> **Instructions to follow**
Each entry below must be repeated exactly, with pictures left out.

** BEGIN Record excerpts **

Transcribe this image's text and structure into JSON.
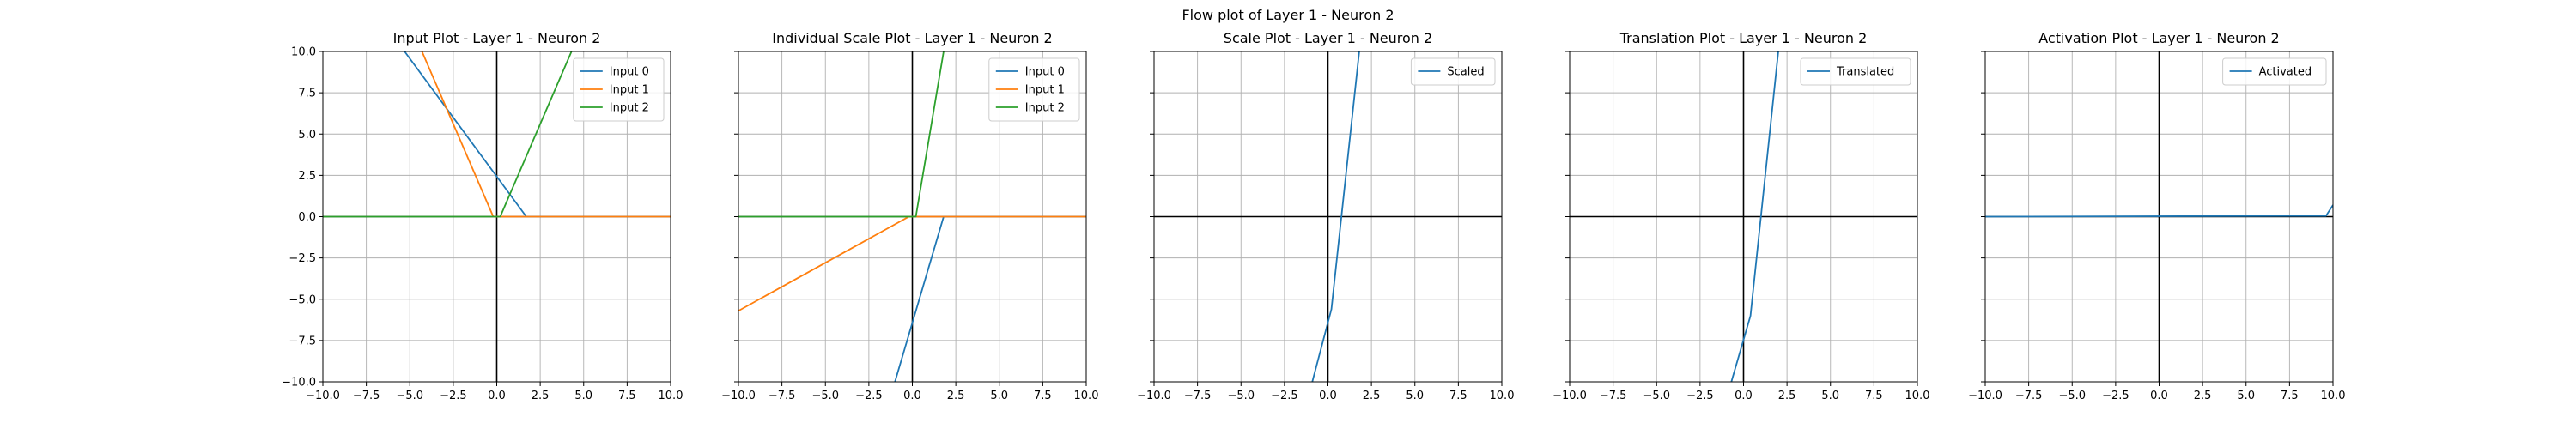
{
  "figure": {
    "suptitle": "Flow plot of Layer 1 - Neuron 2"
  },
  "colors": {
    "blue": "#1f77b4",
    "orange": "#ff7f0e",
    "green": "#2ca02c",
    "grid": "#b0b0b0",
    "axis_zero": "#000000"
  },
  "chart_data": [
    {
      "type": "line",
      "title": "Input Plot - Layer 1 - Neuron 2",
      "xlim": [
        -10,
        10
      ],
      "ylim": [
        -10,
        10
      ],
      "xticks": [
        "−10.0",
        "−7.5",
        "−5.0",
        "−2.5",
        "0.0",
        "2.5",
        "5.0",
        "7.5",
        "10.0"
      ],
      "yticks": [
        "−10.0",
        "−7.5",
        "−5.0",
        "−2.5",
        "0.0",
        "2.5",
        "5.0",
        "7.5",
        "10.0"
      ],
      "grid": true,
      "legend": "top-right",
      "series": [
        {
          "name": "Input 0",
          "color": "#1f77b4",
          "x": [
            -10,
            -5.3,
            1.7,
            10
          ],
          "y": [
            19,
            10,
            0,
            0
          ]
        },
        {
          "name": "Input 1",
          "color": "#ff7f0e",
          "x": [
            -10,
            -4.3,
            -0.2,
            10
          ],
          "y": [
            25,
            10,
            0,
            0
          ]
        },
        {
          "name": "Input 2",
          "color": "#2ca02c",
          "x": [
            -10,
            0.2,
            4.3,
            10
          ],
          "y": [
            0,
            0,
            10,
            24
          ]
        }
      ]
    },
    {
      "type": "line",
      "title": "Individual Scale Plot - Layer 1 - Neuron 2",
      "xlim": [
        -10,
        10
      ],
      "ylim": [
        -10,
        10
      ],
      "xticks": [
        "−10.0",
        "−7.5",
        "−5.0",
        "−2.5",
        "0.0",
        "2.5",
        "5.0",
        "7.5",
        "10.0"
      ],
      "yticks": [],
      "grid": true,
      "legend": "top-right",
      "series": [
        {
          "name": "Input 0",
          "color": "#1f77b4",
          "x": [
            -1.0,
            1.8,
            10
          ],
          "y": [
            -10,
            0,
            0
          ]
        },
        {
          "name": "Input 1",
          "color": "#ff7f0e",
          "x": [
            -10,
            -0.2,
            10
          ],
          "y": [
            -5.7,
            0,
            0
          ]
        },
        {
          "name": "Input 2",
          "color": "#2ca02c",
          "x": [
            -10,
            0.2,
            1.8
          ],
          "y": [
            0,
            0,
            10
          ]
        }
      ]
    },
    {
      "type": "line",
      "title": "Scale Plot - Layer 1 - Neuron 2",
      "xlim": [
        -10,
        10
      ],
      "ylim": [
        -10,
        10
      ],
      "xticks": [
        "−10.0",
        "−7.5",
        "−5.0",
        "−2.5",
        "0.0",
        "2.5",
        "5.0",
        "7.5",
        "10.0"
      ],
      "yticks": [],
      "grid": true,
      "legend": "top-right",
      "series": [
        {
          "name": "Scaled",
          "color": "#1f77b4",
          "x": [
            -0.9,
            0.2,
            1.8
          ],
          "y": [
            -10,
            -5.6,
            10
          ]
        }
      ]
    },
    {
      "type": "line",
      "title": "Translation Plot - Layer 1 - Neuron 2",
      "xlim": [
        -10,
        10
      ],
      "ylim": [
        -10,
        10
      ],
      "xticks": [
        "−10.0",
        "−7.5",
        "−5.0",
        "−2.5",
        "0.0",
        "2.5",
        "5.0",
        "7.5",
        "10.0"
      ],
      "yticks": [],
      "grid": true,
      "legend": "top-right",
      "series": [
        {
          "name": "Translated",
          "color": "#1f77b4",
          "x": [
            -0.7,
            0.4,
            2.0
          ],
          "y": [
            -10,
            -6.0,
            10
          ]
        }
      ]
    },
    {
      "type": "line",
      "title": "Activation Plot - Layer 1 - Neuron 2",
      "xlim": [
        -10,
        10
      ],
      "ylim": [
        -10,
        10
      ],
      "xticks": [
        "−10.0",
        "−7.5",
        "−5.0",
        "−2.5",
        "0.0",
        "2.5",
        "5.0",
        "7.5",
        "10.0"
      ],
      "yticks": [],
      "grid": true,
      "legend": "top-right",
      "series": [
        {
          "name": "Activated",
          "color": "#1f77b4",
          "x": [
            -10,
            9.6,
            10
          ],
          "y": [
            0,
            0.05,
            0.7
          ]
        }
      ]
    }
  ]
}
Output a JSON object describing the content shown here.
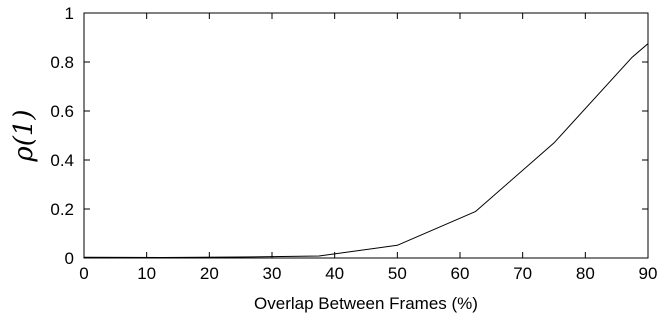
{
  "chart_data": {
    "type": "line",
    "title": "",
    "xlabel": "Overlap Between Frames (%)",
    "ylabel": "ρ(1)",
    "xlim": [
      0,
      90
    ],
    "ylim": [
      0,
      1
    ],
    "xticks": [
      0,
      10,
      20,
      30,
      40,
      50,
      60,
      70,
      80,
      90
    ],
    "yticks": [
      0,
      0.2,
      0.4,
      0.6,
      0.8,
      1
    ],
    "xtick_labels": [
      "0",
      "10",
      "20",
      "30",
      "40",
      "50",
      "60",
      "70",
      "80",
      "90"
    ],
    "ytick_labels": [
      "0",
      "0.2",
      "0.4",
      "0.6",
      "0.8",
      "1"
    ],
    "grid": false,
    "line_color": "#000000",
    "series": [
      {
        "x": [
          0,
          12.5,
          25,
          37.5,
          50,
          62.5,
          75,
          87.5,
          90
        ],
        "y": [
          0.003,
          0.002,
          0.004,
          0.008,
          0.052,
          0.19,
          0.47,
          0.82,
          0.875
        ]
      }
    ]
  }
}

** END Record excerpts **

> **Solved exercise**
Transcribe this image's text and structure into JSON.
{
  "figure": {
    "suptitle": "Flow plot of Layer 1 - Neuron 2"
  },
  "colors": {
    "blue": "#1f77b4",
    "orange": "#ff7f0e",
    "green": "#2ca02c",
    "grid": "#b0b0b0",
    "axis_zero": "#000000"
  },
  "chart_data": [
    {
      "type": "line",
      "title": "Input Plot - Layer 1 - Neuron 2",
      "xlim": [
        -10,
        10
      ],
      "ylim": [
        -10,
        10
      ],
      "xticks": [
        "−10.0",
        "−7.5",
        "−5.0",
        "−2.5",
        "0.0",
        "2.5",
        "5.0",
        "7.5",
        "10.0"
      ],
      "yticks": [
        "−10.0",
        "−7.5",
        "−5.0",
        "−2.5",
        "0.0",
        "2.5",
        "5.0",
        "7.5",
        "10.0"
      ],
      "grid": true,
      "legend": "top-right",
      "series": [
        {
          "name": "Input 0",
          "color": "#1f77b4",
          "x": [
            -10,
            -5.3,
            1.7,
            10
          ],
          "y": [
            19,
            10,
            0,
            0
          ]
        },
        {
          "name": "Input 1",
          "color": "#ff7f0e",
          "x": [
            -10,
            -4.3,
            -0.2,
            10
          ],
          "y": [
            25,
            10,
            0,
            0
          ]
        },
        {
          "name": "Input 2",
          "color": "#2ca02c",
          "x": [
            -10,
            0.2,
            4.3,
            10
          ],
          "y": [
            0,
            0,
            10,
            24
          ]
        }
      ]
    },
    {
      "type": "line",
      "title": "Individual Scale Plot - Layer 1 - Neuron 2",
      "xlim": [
        -10,
        10
      ],
      "ylim": [
        -10,
        10
      ],
      "xticks": [
        "−10.0",
        "−7.5",
        "−5.0",
        "−2.5",
        "0.0",
        "2.5",
        "5.0",
        "7.5",
        "10.0"
      ],
      "yticks": [],
      "grid": true,
      "legend": "top-right",
      "series": [
        {
          "name": "Input 0",
          "color": "#1f77b4",
          "x": [
            -1.0,
            1.8,
            10
          ],
          "y": [
            -10,
            0,
            0
          ]
        },
        {
          "name": "Input 1",
          "color": "#ff7f0e",
          "x": [
            -10,
            -0.2,
            10
          ],
          "y": [
            -5.7,
            0,
            0
          ]
        },
        {
          "name": "Input 2",
          "color": "#2ca02c",
          "x": [
            -10,
            0.2,
            1.8
          ],
          "y": [
            0,
            0,
            10
          ]
        }
      ]
    },
    {
      "type": "line",
      "title": "Scale Plot - Layer 1 - Neuron 2",
      "xlim": [
        -10,
        10
      ],
      "ylim": [
        -10,
        10
      ],
      "xticks": [
        "−10.0",
        "−7.5",
        "−5.0",
        "−2.5",
        "0.0",
        "2.5",
        "5.0",
        "7.5",
        "10.0"
      ],
      "yticks": [],
      "grid": true,
      "legend": "top-right",
      "series": [
        {
          "name": "Scaled",
          "color": "#1f77b4",
          "x": [
            -0.9,
            0.2,
            1.8
          ],
          "y": [
            -10,
            -5.6,
            10
          ]
        }
      ]
    },
    {
      "type": "line",
      "title": "Translation Plot - Layer 1 - Neuron 2",
      "xlim": [
        -10,
        10
      ],
      "ylim": [
        -10,
        10
      ],
      "xticks": [
        "−10.0",
        "−7.5",
        "−5.0",
        "−2.5",
        "0.0",
        "2.5",
        "5.0",
        "7.5",
        "10.0"
      ],
      "yticks": [],
      "grid": true,
      "legend": "top-right",
      "series": [
        {
          "name": "Translated",
          "color": "#1f77b4",
          "x": [
            -0.7,
            0.4,
            2.0
          ],
          "y": [
            -10,
            -6.0,
            10
          ]
        }
      ]
    },
    {
      "type": "line",
      "title": "Activation Plot - Layer 1 - Neuron 2",
      "xlim": [
        -10,
        10
      ],
      "ylim": [
        -10,
        10
      ],
      "xticks": [
        "−10.0",
        "−7.5",
        "−5.0",
        "−2.5",
        "0.0",
        "2.5",
        "5.0",
        "7.5",
        "10.0"
      ],
      "yticks": [],
      "grid": true,
      "legend": "top-right",
      "series": [
        {
          "name": "Activated",
          "color": "#1f77b4",
          "x": [
            -10,
            9.6,
            10
          ],
          "y": [
            0,
            0.05,
            0.7
          ]
        }
      ]
    }
  ]
}
Output a JSON object describing the content shown here.
{
  "chart_data": {
    "type": "line",
    "title": "",
    "xlabel": "Overlap Between Frames (%)",
    "ylabel": "ρ(1)",
    "xlim": [
      0,
      90
    ],
    "ylim": [
      0,
      1
    ],
    "xticks": [
      0,
      10,
      20,
      30,
      40,
      50,
      60,
      70,
      80,
      90
    ],
    "yticks": [
      0,
      0.2,
      0.4,
      0.6,
      0.8,
      1
    ],
    "xtick_labels": [
      "0",
      "10",
      "20",
      "30",
      "40",
      "50",
      "60",
      "70",
      "80",
      "90"
    ],
    "ytick_labels": [
      "0",
      "0.2",
      "0.4",
      "0.6",
      "0.8",
      "1"
    ],
    "grid": false,
    "line_color": "#000000",
    "series": [
      {
        "x": [
          0,
          12.5,
          25,
          37.5,
          50,
          62.5,
          75,
          87.5,
          90
        ],
        "y": [
          0.003,
          0.002,
          0.004,
          0.008,
          0.052,
          0.19,
          0.47,
          0.82,
          0.875
        ]
      }
    ]
  }
}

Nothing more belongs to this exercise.